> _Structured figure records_
================

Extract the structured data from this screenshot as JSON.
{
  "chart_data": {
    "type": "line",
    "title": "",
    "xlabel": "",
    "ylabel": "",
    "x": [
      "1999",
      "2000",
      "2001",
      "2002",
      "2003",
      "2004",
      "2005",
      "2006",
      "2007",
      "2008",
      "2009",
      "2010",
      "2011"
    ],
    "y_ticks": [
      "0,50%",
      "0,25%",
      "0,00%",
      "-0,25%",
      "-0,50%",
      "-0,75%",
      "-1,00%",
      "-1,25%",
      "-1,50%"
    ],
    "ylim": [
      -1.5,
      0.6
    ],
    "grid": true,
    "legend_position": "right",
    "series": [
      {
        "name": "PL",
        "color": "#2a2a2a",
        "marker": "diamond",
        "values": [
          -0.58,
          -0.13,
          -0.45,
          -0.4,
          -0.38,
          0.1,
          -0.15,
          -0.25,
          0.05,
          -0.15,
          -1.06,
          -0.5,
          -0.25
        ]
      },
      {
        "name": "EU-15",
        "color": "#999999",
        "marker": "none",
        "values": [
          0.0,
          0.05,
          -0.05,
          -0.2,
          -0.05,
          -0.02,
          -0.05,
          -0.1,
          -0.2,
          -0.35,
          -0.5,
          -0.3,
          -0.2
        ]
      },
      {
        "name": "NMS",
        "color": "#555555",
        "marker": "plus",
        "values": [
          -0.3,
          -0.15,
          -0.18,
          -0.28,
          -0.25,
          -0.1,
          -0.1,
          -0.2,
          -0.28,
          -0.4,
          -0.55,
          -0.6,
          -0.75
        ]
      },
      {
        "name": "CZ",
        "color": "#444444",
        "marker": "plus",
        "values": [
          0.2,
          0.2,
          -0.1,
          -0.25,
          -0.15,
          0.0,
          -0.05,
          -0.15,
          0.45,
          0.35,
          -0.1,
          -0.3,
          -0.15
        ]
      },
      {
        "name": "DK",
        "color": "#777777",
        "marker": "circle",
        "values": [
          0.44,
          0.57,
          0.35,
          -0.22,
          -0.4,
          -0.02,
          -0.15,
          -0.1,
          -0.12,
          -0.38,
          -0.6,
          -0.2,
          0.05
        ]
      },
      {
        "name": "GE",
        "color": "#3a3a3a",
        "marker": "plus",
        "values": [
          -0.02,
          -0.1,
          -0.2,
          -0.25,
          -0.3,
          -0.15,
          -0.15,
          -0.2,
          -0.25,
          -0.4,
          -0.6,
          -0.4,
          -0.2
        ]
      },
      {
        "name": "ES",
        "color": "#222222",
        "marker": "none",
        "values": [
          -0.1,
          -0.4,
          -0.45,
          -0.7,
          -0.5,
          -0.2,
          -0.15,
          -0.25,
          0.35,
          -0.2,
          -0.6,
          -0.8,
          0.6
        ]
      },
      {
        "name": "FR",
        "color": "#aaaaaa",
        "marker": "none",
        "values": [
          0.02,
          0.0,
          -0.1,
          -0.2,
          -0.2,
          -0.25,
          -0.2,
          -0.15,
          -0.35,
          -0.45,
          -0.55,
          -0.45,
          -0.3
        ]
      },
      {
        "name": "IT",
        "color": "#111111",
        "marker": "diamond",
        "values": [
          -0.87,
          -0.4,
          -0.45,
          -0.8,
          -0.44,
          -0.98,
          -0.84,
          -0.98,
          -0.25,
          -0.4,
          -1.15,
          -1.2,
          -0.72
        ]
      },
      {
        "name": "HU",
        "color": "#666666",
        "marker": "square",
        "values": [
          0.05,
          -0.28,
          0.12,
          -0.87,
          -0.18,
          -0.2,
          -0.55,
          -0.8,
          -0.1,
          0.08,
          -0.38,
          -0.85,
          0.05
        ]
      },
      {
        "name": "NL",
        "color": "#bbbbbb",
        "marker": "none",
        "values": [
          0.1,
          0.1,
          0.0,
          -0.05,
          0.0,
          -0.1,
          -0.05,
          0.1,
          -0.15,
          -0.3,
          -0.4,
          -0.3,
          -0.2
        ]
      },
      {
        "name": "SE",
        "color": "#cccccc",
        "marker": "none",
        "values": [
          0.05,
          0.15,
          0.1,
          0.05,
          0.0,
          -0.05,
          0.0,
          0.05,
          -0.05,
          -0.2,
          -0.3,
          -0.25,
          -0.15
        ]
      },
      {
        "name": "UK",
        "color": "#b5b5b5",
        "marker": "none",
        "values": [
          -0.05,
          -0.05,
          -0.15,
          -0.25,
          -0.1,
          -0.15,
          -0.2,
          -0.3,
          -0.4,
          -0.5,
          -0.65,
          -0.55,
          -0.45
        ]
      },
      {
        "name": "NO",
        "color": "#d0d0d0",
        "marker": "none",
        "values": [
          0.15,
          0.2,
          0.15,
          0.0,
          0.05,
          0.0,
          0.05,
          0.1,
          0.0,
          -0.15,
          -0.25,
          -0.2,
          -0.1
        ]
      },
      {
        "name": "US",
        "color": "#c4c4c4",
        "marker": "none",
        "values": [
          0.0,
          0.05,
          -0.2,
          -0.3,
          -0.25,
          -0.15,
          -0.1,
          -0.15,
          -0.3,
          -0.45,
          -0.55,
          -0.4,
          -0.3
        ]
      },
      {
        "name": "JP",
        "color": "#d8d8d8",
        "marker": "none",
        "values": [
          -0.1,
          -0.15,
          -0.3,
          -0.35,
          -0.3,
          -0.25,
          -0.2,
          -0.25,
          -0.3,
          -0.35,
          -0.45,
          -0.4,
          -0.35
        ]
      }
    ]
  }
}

================

> _Given request_
Return every line exactly.

> _Finished exercise_
Extract the structured data from this screenshot as JSON.
{
  "chart_data": {
    "type": "line",
    "title": "",
    "xlabel": "",
    "ylabel": "",
    "x": [
      "1999",
      "2000",
      "2001",
      "2002",
      "2003",
      "2004",
      "2005",
      "2006",
      "2007",
      "2008",
      "2009",
      "2010",
      "2011"
    ],
    "y_ticks": [
      "0,50%",
      "0,25%",
      "0,00%",
      "-0,25%",
      "-0,50%",
      "-0,75%",
      "-1,00%",
      "-1,25%",
      "-1,50%"
    ],
    "ylim": [
      -1.5,
      0.6
    ],
    "grid": true,
    "legend_position": "right",
    "series": [
      {
        "name": "PL",
        "color": "#2a2a2a",
        "marker": "diamond",
        "values": [
          -0.58,
          -0.13,
          -0.45,
          -0.4,
          -0.38,
          0.1,
          -0.15,
          -0.25,
          0.05,
          -0.15,
          -1.06,
          -0.5,
          -0.25
        ]
      },
      {
        "name": "EU-15",
        "color": "#999999",
        "marker": "none",
        "values": [
          0.0,
          0.05,
          -0.05,
          -0.2,
          -0.05,
          -0.02,
          -0.05,
          -0.1,
          -0.2,
          -0.35,
          -0.5,
          -0.3,
          -0.2
        ]
      },
      {
        "name": "NMS",
        "color": "#555555",
        "marker": "plus",
        "values": [
          -0.3,
          -0.15,
          -0.18,
          -0.28,
          -0.25,
          -0.1,
          -0.1,
          -0.2,
          -0.28,
          -0.4,
          -0.55,
          -0.6,
          -0.75
        ]
      },
      {
        "name": "CZ",
        "color": "#444444",
        "marker": "plus",
        "values": [
          0.2,
          0.2,
          -0.1,
          -0.25,
          -0.15,
          0.0,
          -0.05,
          -0.15,
          0.45,
          0.35,
          -0.1,
          -0.3,
          -0.15
        ]
      },
      {
        "name": "DK",
        "color": "#777777",
        "marker": "circle",
        "values": [
          0.44,
          0.57,
          0.35,
          -0.22,
          -0.4,
          -0.02,
          -0.15,
          -0.1,
          -0.12,
          -0.38,
          -0.6,
          -0.2,
          0.05
        ]
      },
      {
        "name": "GE",
        "color": "#3a3a3a",
        "marker": "plus",
        "values": [
          -0.02,
          -0.1,
          -0.2,
          -0.25,
          -0.3,
          -0.15,
          -0.15,
          -0.2,
          -0.25,
          -0.4,
          -0.6,
          -0.4,
          -0.2
        ]
      },
      {
        "name": "ES",
        "color": "#222222",
        "marker": "none",
        "values": [
          -0.1,
          -0.4,
          -0.45,
          -0.7,
          -0.5,
          -0.2,
          -0.15,
          -0.25,
          0.35,
          -0.2,
          -0.6,
          -0.8,
          0.6
        ]
      },
      {
        "name": "FR",
        "color": "#aaaaaa",
        "marker": "none",
        "values": [
          0.02,
          0.0,
          -0.1,
          -0.2,
          -0.2,
          -0.25,
          -0.2,
          -0.15,
          -0.35,
          -0.45,
          -0.55,
          -0.45,
          -0.3
        ]
      },
      {
        "name": "IT",
        "color": "#111111",
        "marker": "diamond",
        "values": [
          -0.87,
          -0.4,
          -0.45,
          -0.8,
          -0.44,
          -0.98,
          -0.84,
          -0.98,
          -0.25,
          -0.4,
          -1.15,
          -1.2,
          -0.72
        ]
      },
      {
        "name": "HU",
        "color": "#666666",
        "marker": "square",
        "values": [
          0.05,
          -0.28,
          0.12,
          -0.87,
          -0.18,
          -0.2,
          -0.55,
          -0.8,
          -0.1,
          0.08,
          -0.38,
          -0.85,
          0.05
        ]
      },
      {
        "name": "NL",
        "color": "#bbbbbb",
        "marker": "none",
        "values": [
          0.1,
          0.1,
          0.0,
          -0.05,
          0.0,
          -0.1,
          -0.05,
          0.1,
          -0.15,
          -0.3,
          -0.4,
          -0.3,
          -0.2
        ]
      },
      {
        "name": "SE",
        "color": "#cccccc",
        "marker": "none",
        "values": [
          0.05,
          0.15,
          0.1,
          0.05,
          0.0,
          -0.05,
          0.0,
          0.05,
          -0.05,
          -0.2,
          -0.3,
          -0.25,
          -0.15
        ]
      },
      {
        "name": "UK",
        "color": "#b5b5b5",
        "marker": "none",
        "values": [
          -0.05,
          -0.05,
          -0.15,
          -0.25,
          -0.1,
          -0.15,
          -0.2,
          -0.3,
          -0.4,
          -0.5,
          -0.65,
          -0.55,
          -0.45
        ]
      },
      {
        "name": "NO",
        "color": "#d0d0d0",
        "marker": "none",
        "values": [
          0.15,
          0.2,
          0.15,
          0.0,
          0.05,
          0.0,
          0.05,
          0.1,
          0.0,
          -0.15,
          -0.25,
          -0.2,
          -0.1
        ]
      },
      {
        "name": "US",
        "color": "#c4c4c4",
        "marker": "none",
        "values": [
          0.0,
          0.05,
          -0.2,
          -0.3,
          -0.25,
          -0.15,
          -0.1,
          -0.15,
          -0.3,
          -0.45,
          -0.55,
          -0.4,
          -0.3
        ]
      },
      {
        "name": "JP",
        "color": "#d8d8d8",
        "marker": "none",
        "values": [
          -0.1,
          -0.15,
          -0.3,
          -0.35,
          -0.3,
          -0.25,
          -0.2,
          -0.25,
          -0.3,
          -0.35,
          -0.45,
          -0.4,
          -0.35
        ]
      }
    ]
  }
}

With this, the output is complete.